[WHAT THE TASK REQUIRES]: Restate the entries word for word, omitting nothing.

Start EXCERPTED RECORDS

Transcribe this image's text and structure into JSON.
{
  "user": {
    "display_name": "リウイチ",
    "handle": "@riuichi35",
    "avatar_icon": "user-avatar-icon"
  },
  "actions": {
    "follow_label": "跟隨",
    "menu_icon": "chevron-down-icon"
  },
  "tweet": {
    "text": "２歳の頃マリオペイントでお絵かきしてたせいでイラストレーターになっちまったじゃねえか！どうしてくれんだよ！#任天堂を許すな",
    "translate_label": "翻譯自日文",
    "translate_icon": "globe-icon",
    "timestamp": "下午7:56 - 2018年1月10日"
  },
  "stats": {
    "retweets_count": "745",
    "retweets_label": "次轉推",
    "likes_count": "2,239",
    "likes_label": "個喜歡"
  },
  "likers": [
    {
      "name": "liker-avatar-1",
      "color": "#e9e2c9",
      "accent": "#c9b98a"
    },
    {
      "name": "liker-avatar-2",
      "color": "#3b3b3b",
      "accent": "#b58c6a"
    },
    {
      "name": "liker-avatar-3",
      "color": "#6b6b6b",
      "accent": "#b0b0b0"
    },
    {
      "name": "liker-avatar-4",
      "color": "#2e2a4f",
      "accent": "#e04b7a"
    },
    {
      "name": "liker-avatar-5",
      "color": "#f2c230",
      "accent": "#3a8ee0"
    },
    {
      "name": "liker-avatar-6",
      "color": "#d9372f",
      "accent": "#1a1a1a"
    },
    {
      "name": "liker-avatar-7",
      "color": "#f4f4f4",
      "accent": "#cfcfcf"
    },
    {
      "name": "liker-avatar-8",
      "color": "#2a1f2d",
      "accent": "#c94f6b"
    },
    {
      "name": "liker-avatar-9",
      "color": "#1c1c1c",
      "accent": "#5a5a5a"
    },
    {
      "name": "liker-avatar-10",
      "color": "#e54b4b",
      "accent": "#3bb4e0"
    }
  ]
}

End EXCERPTED RECORDS

[FULL RESPONSE]:
Transcribe this image's text and structure into JSON.
{
  "user": {
    "display_name": "リウイチ",
    "handle": "@riuichi35",
    "avatar_icon": "user-avatar-icon"
  },
  "actions": {
    "follow_label": "跟隨",
    "menu_icon": "chevron-down-icon"
  },
  "tweet": {
    "text": "２歳の頃マリオペイントでお絵かきしてたせいでイラストレーターになっちまったじゃねえか！どうしてくれんだよ！#任天堂を許すな",
    "translate_label": "翻譯自日文",
    "translate_icon": "globe-icon",
    "timestamp": "下午7:56 - 2018年1月10日"
  },
  "stats": {
    "retweets_count": "745",
    "retweets_label": "次轉推",
    "likes_count": "2,239",
    "likes_label": "個喜歡"
  },
  "likers": [
    {
      "name": "liker-avatar-1",
      "color": "#e9e2c9",
      "accent": "#c9b98a"
    },
    {
      "name": "liker-avatar-2",
      "color": "#3b3b3b",
      "accent": "#b58c6a"
    },
    {
      "name": "liker-avatar-3",
      "color": "#6b6b6b",
      "accent": "#b0b0b0"
    },
    {
      "name": "liker-avatar-4",
      "color": "#2e2a4f",
      "accent": "#e04b7a"
    },
    {
      "name": "liker-avatar-5",
      "color": "#f2c230",
      "accent": "#3a8ee0"
    },
    {
      "name": "liker-avatar-6",
      "color": "#d9372f",
      "accent": "#1a1a1a"
    },
    {
      "name": "liker-avatar-7",
      "color": "#f4f4f4",
      "accent": "#cfcfcf"
    },
    {
      "name": "liker-avatar-8",
      "color": "#2a1f2d",
      "accent": "#c94f6b"
    },
    {
      "name": "liker-avatar-9",
      "color": "#1c1c1c",
      "accent": "#5a5a5a"
    },
    {
      "name": "liker-avatar-10",
      "color": "#e54b4b",
      "accent": "#3bb4e0"
    }
  ]
}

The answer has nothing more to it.